• **Task goal**
Your task is to give the data again, exactly, with every line intact.

## BEGIN Data section

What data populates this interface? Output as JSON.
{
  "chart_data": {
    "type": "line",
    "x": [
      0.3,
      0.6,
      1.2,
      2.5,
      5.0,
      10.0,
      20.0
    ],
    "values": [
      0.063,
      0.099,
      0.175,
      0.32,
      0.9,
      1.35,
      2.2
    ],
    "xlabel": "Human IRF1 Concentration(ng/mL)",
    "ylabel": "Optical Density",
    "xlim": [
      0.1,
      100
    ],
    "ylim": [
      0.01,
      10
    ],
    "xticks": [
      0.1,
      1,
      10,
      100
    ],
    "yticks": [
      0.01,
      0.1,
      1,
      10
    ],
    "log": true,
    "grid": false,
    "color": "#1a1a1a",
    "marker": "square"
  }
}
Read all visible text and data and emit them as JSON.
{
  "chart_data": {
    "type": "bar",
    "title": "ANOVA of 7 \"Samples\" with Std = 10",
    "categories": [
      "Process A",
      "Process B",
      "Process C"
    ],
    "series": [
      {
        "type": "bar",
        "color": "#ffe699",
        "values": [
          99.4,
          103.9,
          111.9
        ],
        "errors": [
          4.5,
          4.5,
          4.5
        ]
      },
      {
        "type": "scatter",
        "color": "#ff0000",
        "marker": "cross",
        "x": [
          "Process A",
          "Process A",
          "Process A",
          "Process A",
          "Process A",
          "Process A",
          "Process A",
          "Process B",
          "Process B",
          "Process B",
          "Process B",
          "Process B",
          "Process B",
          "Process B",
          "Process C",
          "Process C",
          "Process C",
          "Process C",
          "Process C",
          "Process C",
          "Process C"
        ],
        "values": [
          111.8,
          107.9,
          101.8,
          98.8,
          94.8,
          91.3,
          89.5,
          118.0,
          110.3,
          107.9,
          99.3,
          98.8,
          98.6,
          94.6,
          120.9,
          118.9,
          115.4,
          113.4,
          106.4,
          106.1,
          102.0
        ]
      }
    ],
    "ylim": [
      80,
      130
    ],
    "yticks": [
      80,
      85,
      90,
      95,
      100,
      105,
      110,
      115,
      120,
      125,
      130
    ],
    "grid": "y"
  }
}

## END Data section

• **Solution to this exercise**
What data populates this interface? Output as JSON.
{
  "chart_data": {
    "type": "line",
    "x": [
      0.3,
      0.6,
      1.2,
      2.5,
      5.0,
      10.0,
      20.0
    ],
    "values": [
      0.063,
      0.099,
      0.175,
      0.32,
      0.9,
      1.35,
      2.2
    ],
    "xlabel": "Human IRF1 Concentration(ng/mL)",
    "ylabel": "Optical Density",
    "xlim": [
      0.1,
      100
    ],
    "ylim": [
      0.01,
      10
    ],
    "xticks": [
      0.1,
      1,
      10,
      100
    ],
    "yticks": [
      0.01,
      0.1,
      1,
      10
    ],
    "log": true,
    "grid": false,
    "color": "#1a1a1a",
    "marker": "square"
  }
}
Read all visible text and data and emit them as JSON.
{
  "chart_data": {
    "type": "bar",
    "title": "ANOVA of 7 \"Samples\" with Std = 10",
    "categories": [
      "Process A",
      "Process B",
      "Process C"
    ],
    "series": [
      {
        "type": "bar",
        "color": "#ffe699",
        "values": [
          99.4,
          103.9,
          111.9
        ],
        "errors": [
          4.5,
          4.5,
          4.5
        ]
      },
      {
        "type": "scatter",
        "color": "#ff0000",
        "marker": "cross",
        "x": [
          "Process A",
          "Process A",
          "Process A",
          "Process A",
          "Process A",
          "Process A",
          "Process A",
          "Process B",
          "Process B",
          "Process B",
          "Process B",
          "Process B",
          "Process B",
          "Process B",
          "Process C",
          "Process C",
          "Process C",
          "Process C",
          "Process C",
          "Process C",
          "Process C"
        ],
        "values": [
          111.8,
          107.9,
          101.8,
          98.8,
          94.8,
          91.3,
          89.5,
          118.0,
          110.3,
          107.9,
          99.3,
          98.8,
          98.6,
          94.6,
          120.9,
          118.9,
          115.4,
          113.4,
          106.4,
          106.1,
          102.0
        ]
      }
    ],
    "ylim": [
      80,
      130
    ],
    "yticks": [
      80,
      85,
      90,
      95,
      100,
      105,
      110,
      115,
      120,
      125,
      130
    ],
    "grid": "y"
  }
}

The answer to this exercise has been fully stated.